Available data >>

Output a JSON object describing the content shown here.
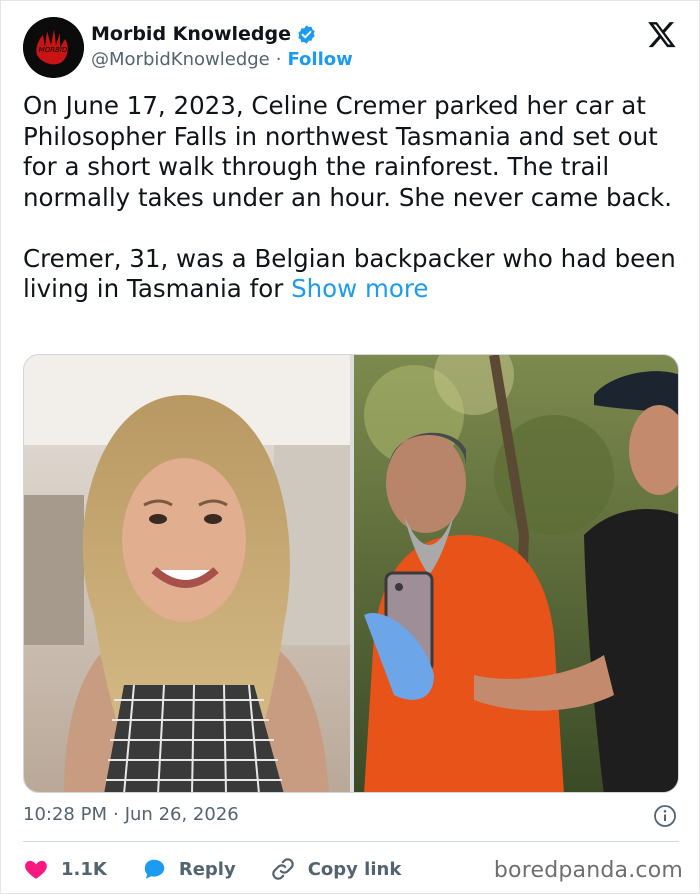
{
  "author": {
    "name": "Morbid Knowledge",
    "handle": "@MorbidKnowledge",
    "separator": "·",
    "follow_label": "Follow",
    "avatar_text": "MORBID"
  },
  "tweet": {
    "text": "On June 17, 2023, Celine Cremer parked her car at Philosopher Falls in northwest Tasmania and set out for a short walk through the rainforest. The trail normally takes under an hour. She never came back.\n\nCremer, 31, was a Belgian backpacker who had been living in Tasmania for ",
    "show_more": "Show more"
  },
  "meta": {
    "time": "10:28 PM",
    "separator": "·",
    "date": "Jun 26, 2026"
  },
  "actions": {
    "likes": "1.1K",
    "reply_label": "Reply",
    "copy_label": "Copy link"
  },
  "watermark": "boredpanda.com",
  "colors": {
    "accent": "#1d9bf0",
    "like": "#f91880",
    "muted": "#536471",
    "text": "#0f1419"
  }
}
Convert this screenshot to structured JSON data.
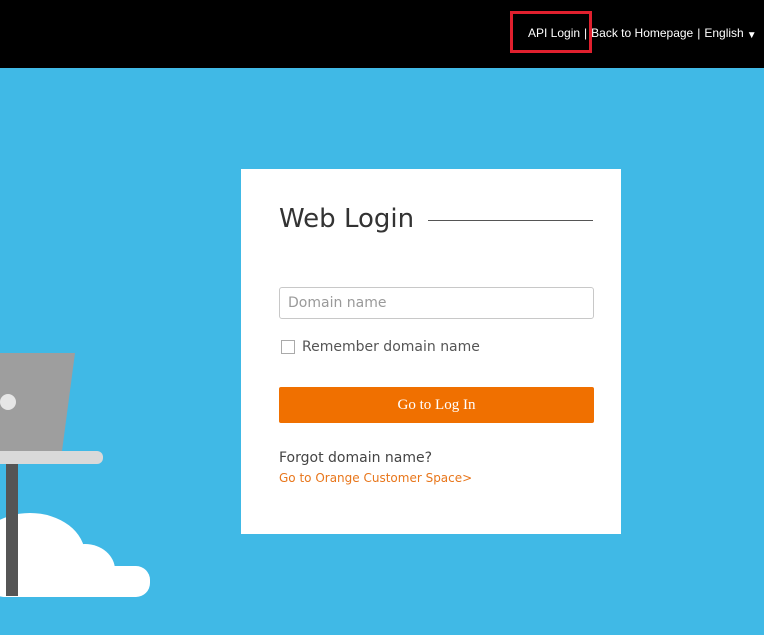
{
  "header": {
    "nav": [
      {
        "label": "API Login"
      },
      {
        "label": "Back to Homepage"
      },
      {
        "label": "English"
      }
    ],
    "separator": "|",
    "language_caret_icon": "caret-down-icon"
  },
  "login": {
    "title": "Web Login",
    "domain_placeholder": "Domain name",
    "domain_value": "",
    "remember_label": "Remember domain name",
    "remember_checked": false,
    "submit_label": "Go to Log In",
    "forgot_text": "Forgot domain name?",
    "customer_link": "Go to Orange Customer Space>"
  },
  "colors": {
    "background": "#40b9e6",
    "topbar": "#000000",
    "accent": "#f07000",
    "link": "#e8761b",
    "highlight": "#e0202e"
  },
  "illustration": {
    "icons": [
      "laptop-icon",
      "desk-icon",
      "cloud-icon"
    ]
  }
}
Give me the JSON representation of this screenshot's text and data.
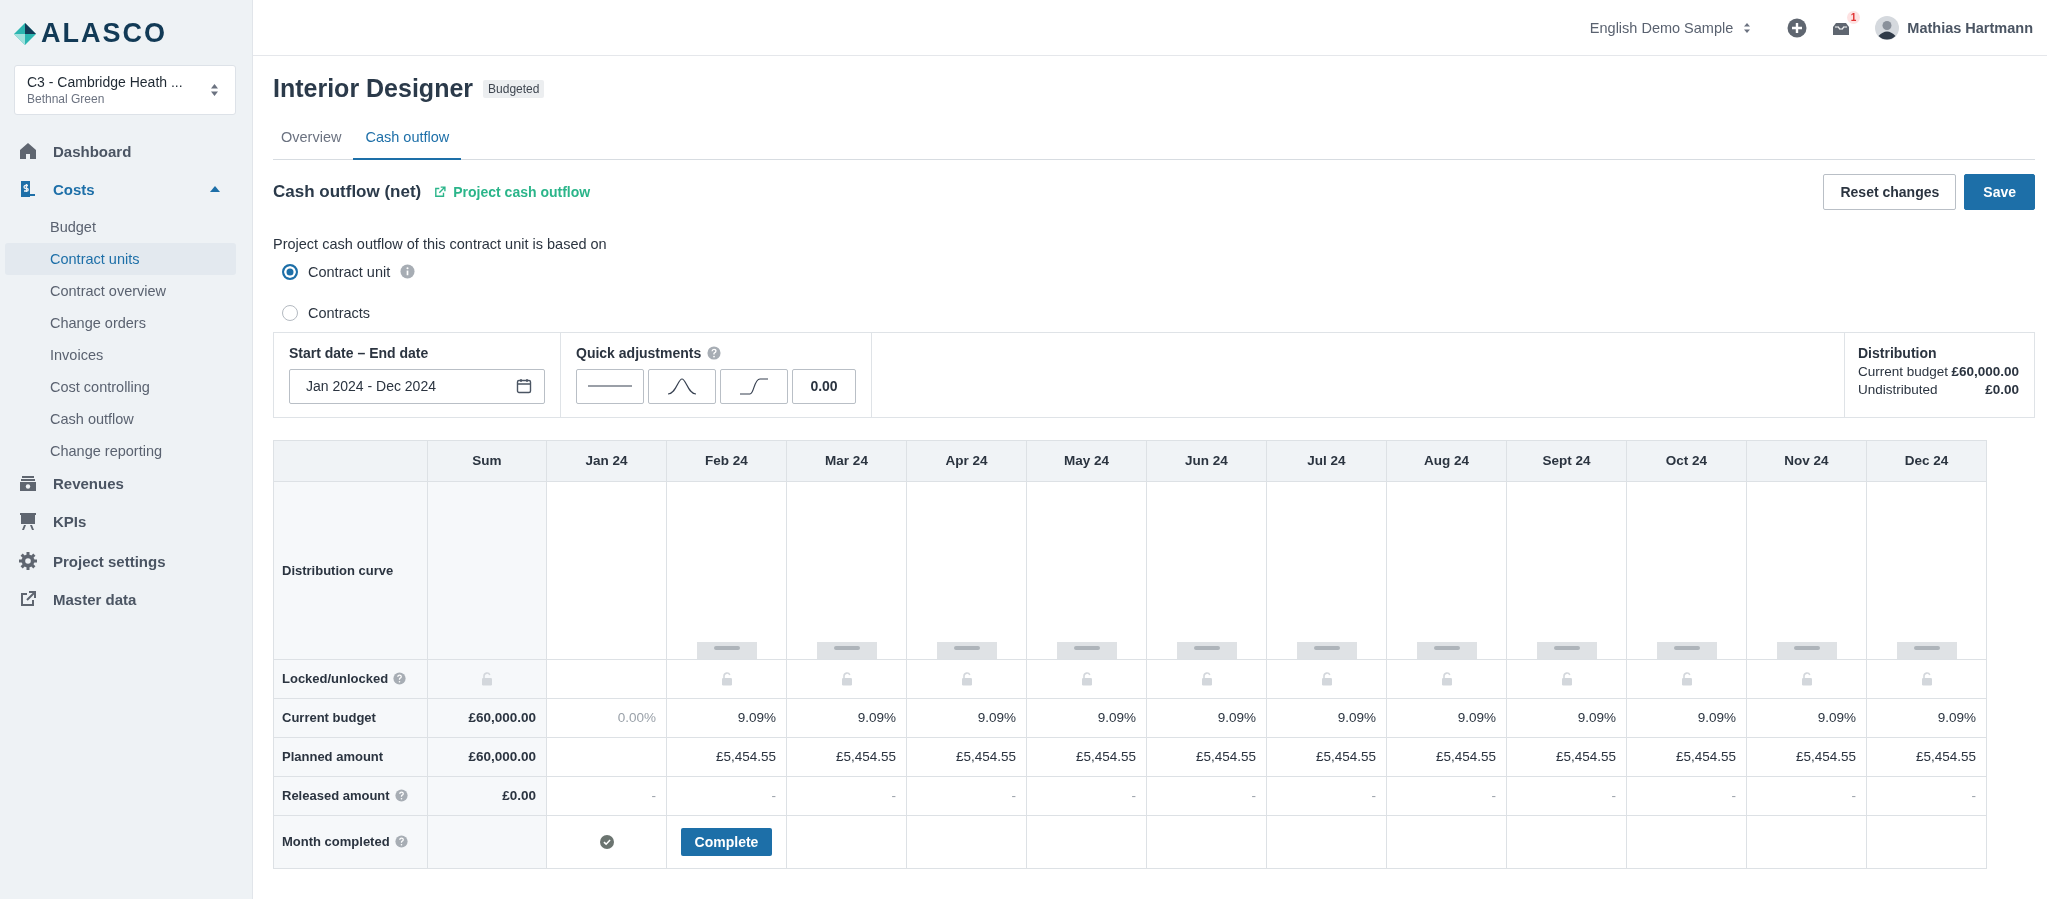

Set task >> Leave the pictures out, and transcribe each of the records exactly.

Reply to the task >>
Output a JSON object describing the content shown here.
{
  "author": {
    "name": "Morbid Knowledge",
    "handle": "@MorbidKnowledge",
    "separator": "·",
    "follow_label": "Follow",
    "avatar_text": "MORBID"
  },
  "tweet": {
    "text": "On June 17, 2023, Celine Cremer parked her car at Philosopher Falls in northwest Tasmania and set out for a short walk through the rainforest. The trail normally takes under an hour. She never came back.\n\nCremer, 31, was a Belgian backpacker who had been living in Tasmania for ",
    "show_more": "Show more"
  },
  "meta": {
    "time": "10:28 PM",
    "separator": "·",
    "date": "Jun 26, 2026"
  },
  "actions": {
    "likes": "1.1K",
    "reply_label": "Reply",
    "copy_label": "Copy link"
  },
  "watermark": "boredpanda.com",
  "colors": {
    "accent": "#1d9bf0",
    "like": "#f91880",
    "muted": "#536471",
    "text": "#0f1419"
  }
}
Convert this screenshot to structured JSON data.
{
  "header": {
    "nav": [
      {
        "label": "API Login"
      },
      {
        "label": "Back to Homepage"
      },
      {
        "label": "English"
      }
    ],
    "separator": "|",
    "language_caret_icon": "caret-down-icon"
  },
  "login": {
    "title": "Web Login",
    "domain_placeholder": "Domain name",
    "domain_value": "",
    "remember_label": "Remember domain name",
    "remember_checked": false,
    "submit_label": "Go to Log In",
    "forgot_text": "Forgot domain name?",
    "customer_link": "Go to Orange Customer Space>"
  },
  "colors": {
    "background": "#40b9e6",
    "topbar": "#000000",
    "accent": "#f07000",
    "link": "#e8761b",
    "highlight": "#e0202e"
  },
  "illustration": {
    "icons": [
      "laptop-icon",
      "desk-icon",
      "cloud-icon"
    ]
  }
}
Give me the JSON representation of this screenshot's text and data.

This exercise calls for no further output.